• [EXTRACTED RECORDS]:
--
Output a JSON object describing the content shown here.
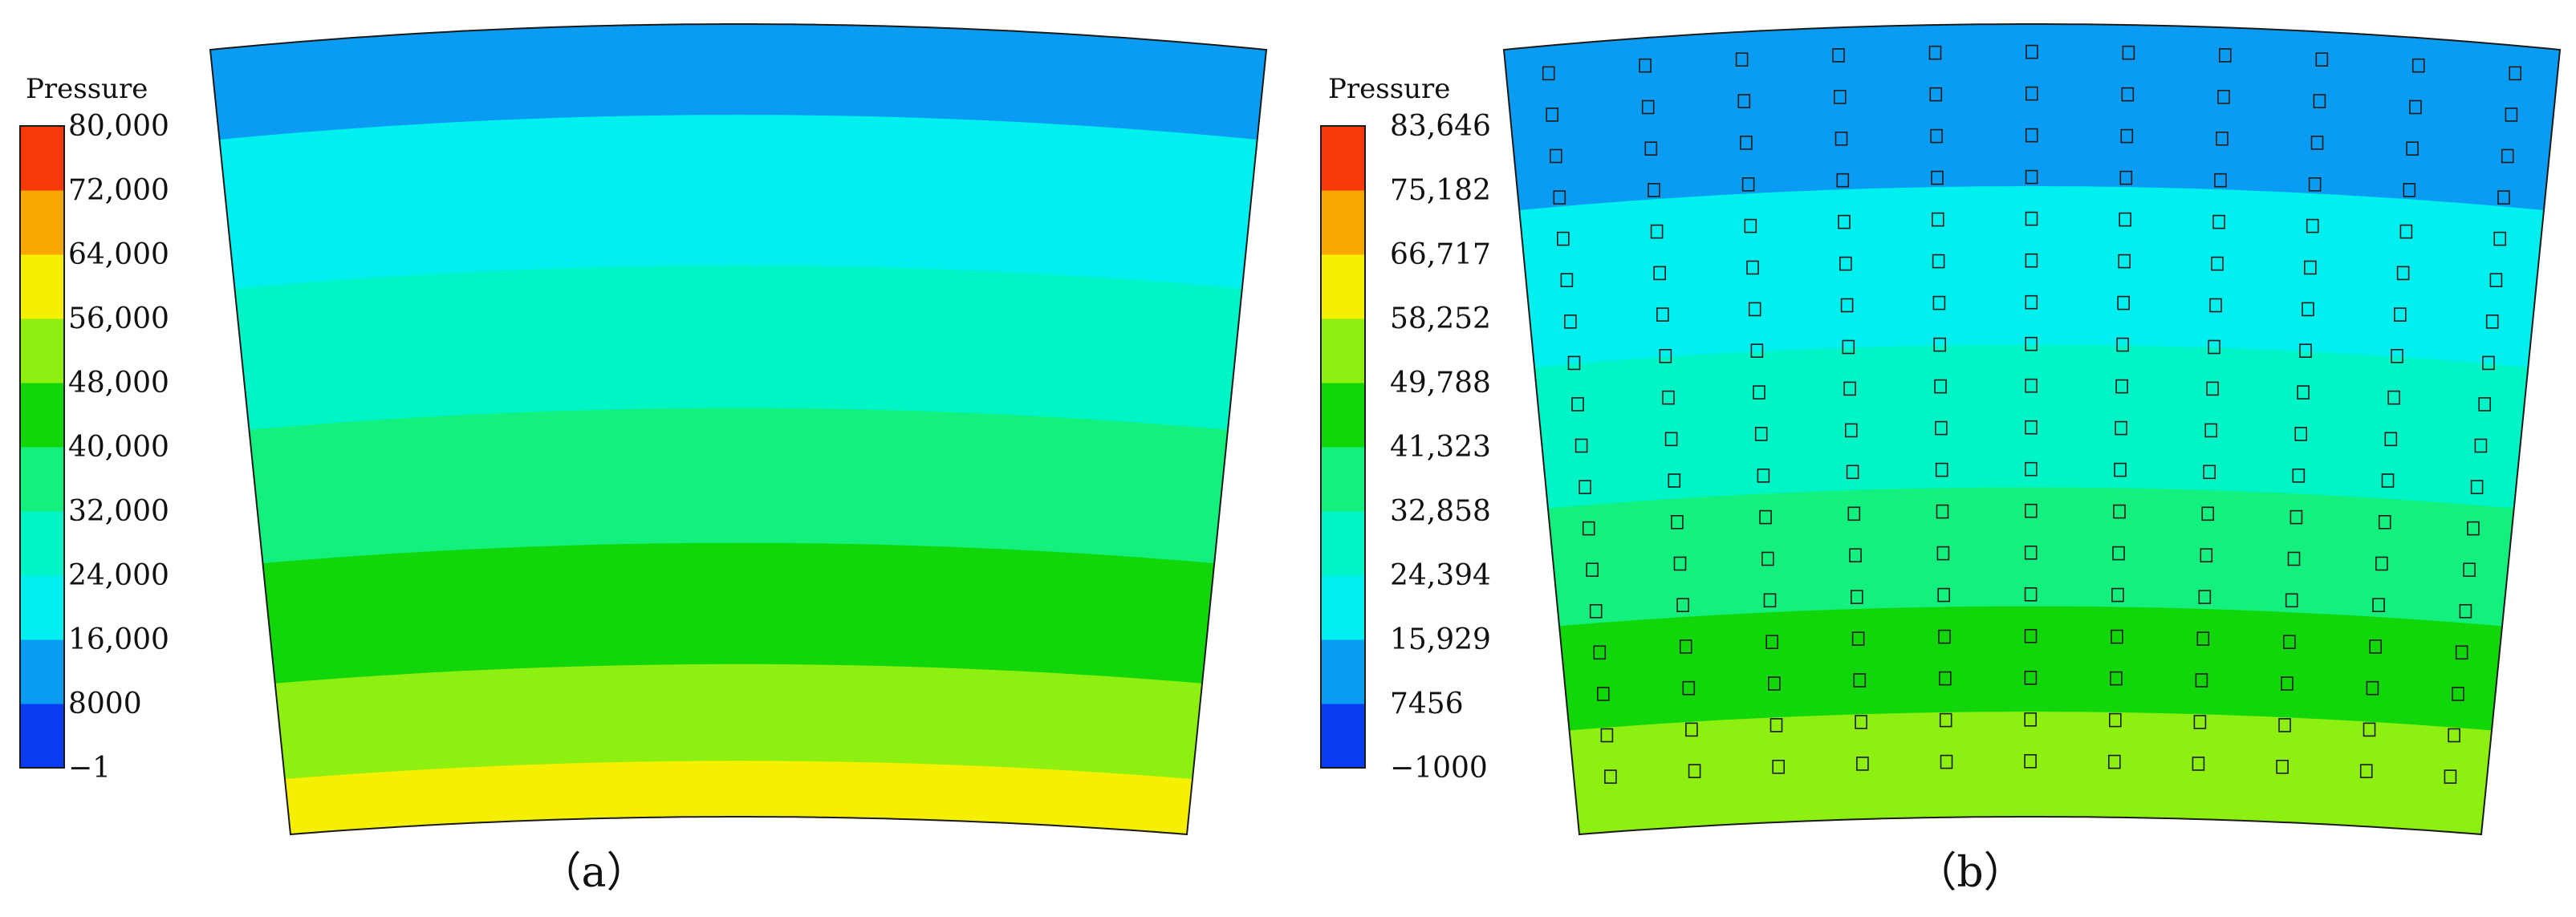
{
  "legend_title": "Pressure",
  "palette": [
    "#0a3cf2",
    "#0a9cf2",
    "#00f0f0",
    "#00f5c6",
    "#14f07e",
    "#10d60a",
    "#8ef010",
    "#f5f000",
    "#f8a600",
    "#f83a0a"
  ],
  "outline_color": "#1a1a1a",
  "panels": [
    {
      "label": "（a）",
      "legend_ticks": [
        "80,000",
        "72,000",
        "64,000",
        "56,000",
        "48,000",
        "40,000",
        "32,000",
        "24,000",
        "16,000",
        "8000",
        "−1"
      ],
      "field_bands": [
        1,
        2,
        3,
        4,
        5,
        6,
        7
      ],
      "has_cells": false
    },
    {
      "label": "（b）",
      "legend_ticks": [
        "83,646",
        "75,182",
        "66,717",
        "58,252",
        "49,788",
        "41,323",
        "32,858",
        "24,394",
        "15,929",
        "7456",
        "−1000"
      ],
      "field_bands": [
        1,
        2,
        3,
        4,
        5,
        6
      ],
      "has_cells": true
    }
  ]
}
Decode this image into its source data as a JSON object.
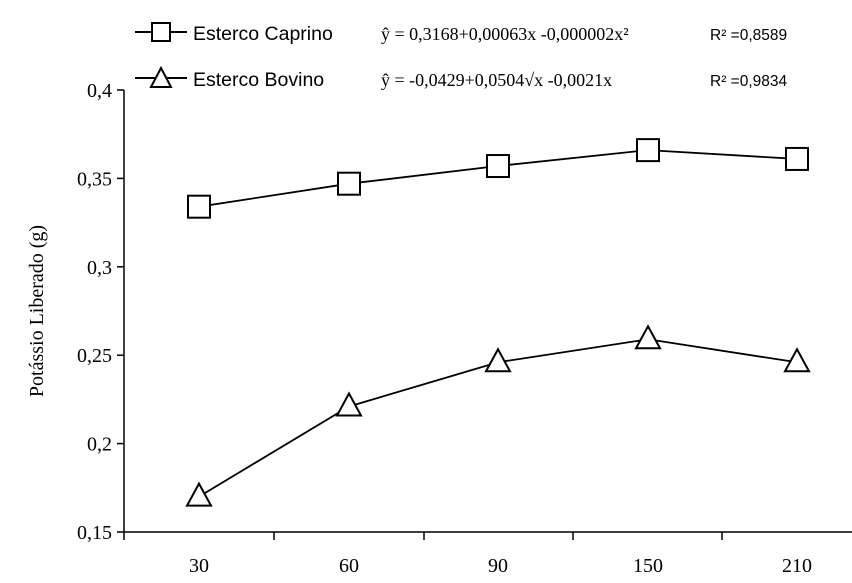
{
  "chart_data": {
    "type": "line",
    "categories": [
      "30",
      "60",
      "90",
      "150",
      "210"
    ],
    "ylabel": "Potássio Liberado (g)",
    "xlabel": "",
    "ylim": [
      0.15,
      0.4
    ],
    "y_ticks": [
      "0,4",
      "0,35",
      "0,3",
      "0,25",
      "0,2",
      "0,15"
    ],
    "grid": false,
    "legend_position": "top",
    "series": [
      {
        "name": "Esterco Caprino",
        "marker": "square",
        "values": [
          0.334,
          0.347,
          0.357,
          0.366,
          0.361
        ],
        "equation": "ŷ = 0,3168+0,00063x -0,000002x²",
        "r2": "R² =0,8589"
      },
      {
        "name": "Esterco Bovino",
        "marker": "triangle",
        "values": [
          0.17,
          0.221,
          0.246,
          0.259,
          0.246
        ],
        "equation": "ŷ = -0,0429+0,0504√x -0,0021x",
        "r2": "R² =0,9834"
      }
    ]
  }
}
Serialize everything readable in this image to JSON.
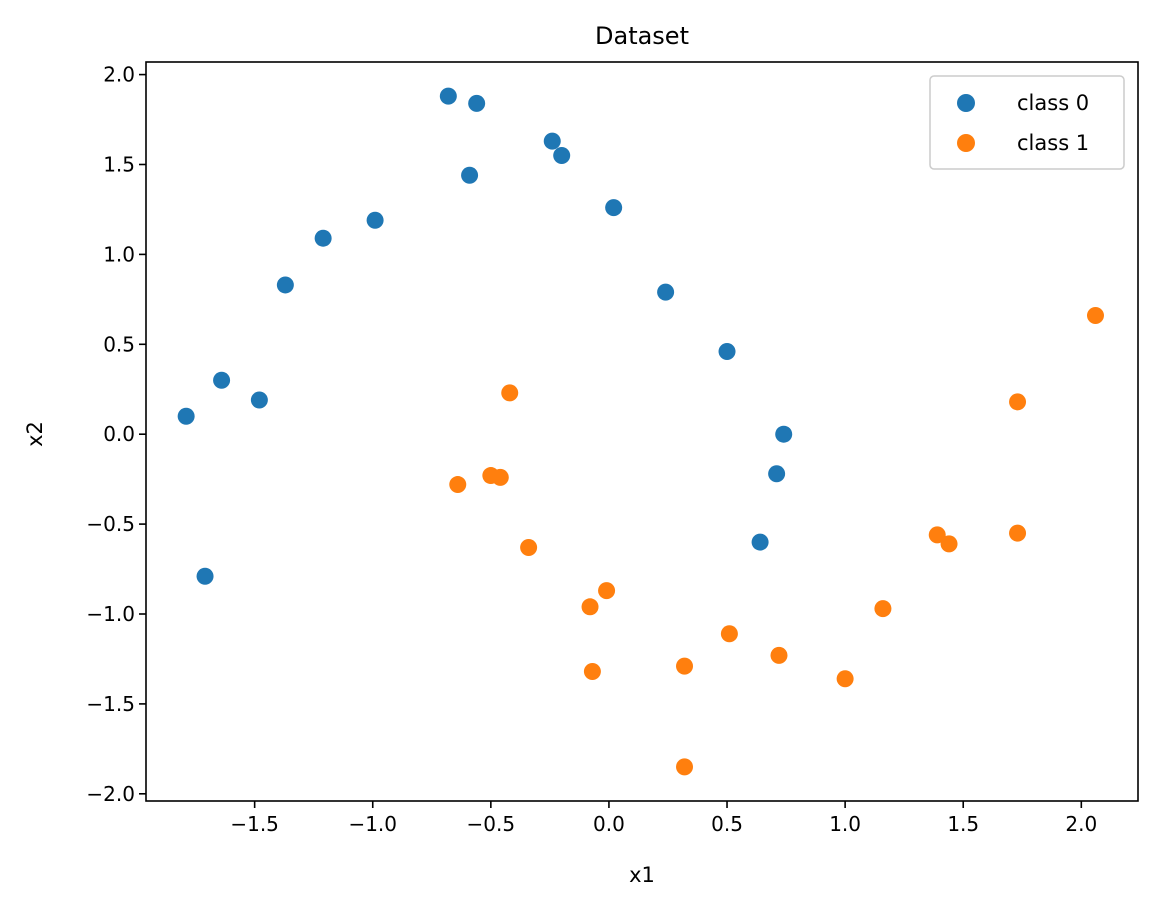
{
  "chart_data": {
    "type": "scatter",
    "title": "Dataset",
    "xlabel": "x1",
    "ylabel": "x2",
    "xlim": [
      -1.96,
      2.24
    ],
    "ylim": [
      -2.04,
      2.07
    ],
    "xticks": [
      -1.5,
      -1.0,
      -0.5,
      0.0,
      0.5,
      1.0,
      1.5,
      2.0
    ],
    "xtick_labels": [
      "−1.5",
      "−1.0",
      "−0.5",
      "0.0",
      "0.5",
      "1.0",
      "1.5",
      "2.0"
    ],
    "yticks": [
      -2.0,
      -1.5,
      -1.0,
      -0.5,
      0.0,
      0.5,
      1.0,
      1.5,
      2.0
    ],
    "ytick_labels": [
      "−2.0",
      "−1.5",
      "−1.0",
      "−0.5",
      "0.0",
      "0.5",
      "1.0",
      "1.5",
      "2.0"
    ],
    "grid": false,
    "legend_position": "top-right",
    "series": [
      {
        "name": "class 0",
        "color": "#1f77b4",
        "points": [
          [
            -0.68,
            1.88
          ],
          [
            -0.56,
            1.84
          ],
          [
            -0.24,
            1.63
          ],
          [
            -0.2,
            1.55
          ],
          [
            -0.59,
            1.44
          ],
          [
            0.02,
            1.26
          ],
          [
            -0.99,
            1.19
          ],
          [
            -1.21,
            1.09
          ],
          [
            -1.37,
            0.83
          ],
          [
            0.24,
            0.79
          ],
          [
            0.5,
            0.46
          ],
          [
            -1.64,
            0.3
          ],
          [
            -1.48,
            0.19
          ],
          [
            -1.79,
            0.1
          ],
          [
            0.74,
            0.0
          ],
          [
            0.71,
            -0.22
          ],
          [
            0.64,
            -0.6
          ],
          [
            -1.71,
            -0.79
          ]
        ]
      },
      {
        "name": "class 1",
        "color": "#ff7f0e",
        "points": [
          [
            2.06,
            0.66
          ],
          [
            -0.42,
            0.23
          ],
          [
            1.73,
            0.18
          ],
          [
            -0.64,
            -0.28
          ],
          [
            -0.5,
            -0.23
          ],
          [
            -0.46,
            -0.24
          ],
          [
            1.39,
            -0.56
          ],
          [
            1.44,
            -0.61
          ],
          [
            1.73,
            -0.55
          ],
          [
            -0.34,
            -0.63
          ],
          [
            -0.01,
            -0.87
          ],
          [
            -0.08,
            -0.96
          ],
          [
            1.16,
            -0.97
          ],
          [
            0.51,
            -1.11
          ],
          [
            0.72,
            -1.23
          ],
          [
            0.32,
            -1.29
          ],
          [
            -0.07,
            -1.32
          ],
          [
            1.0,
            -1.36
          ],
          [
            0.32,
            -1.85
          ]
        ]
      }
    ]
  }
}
--
• [GIVEN REQUEST]:
Pick out every line above that holds the word "object" and copy it.

• [RESULT OF THIS TASK]:
Output a JSON object describing the content shown here.
Decode this image into its source data as a JSON object.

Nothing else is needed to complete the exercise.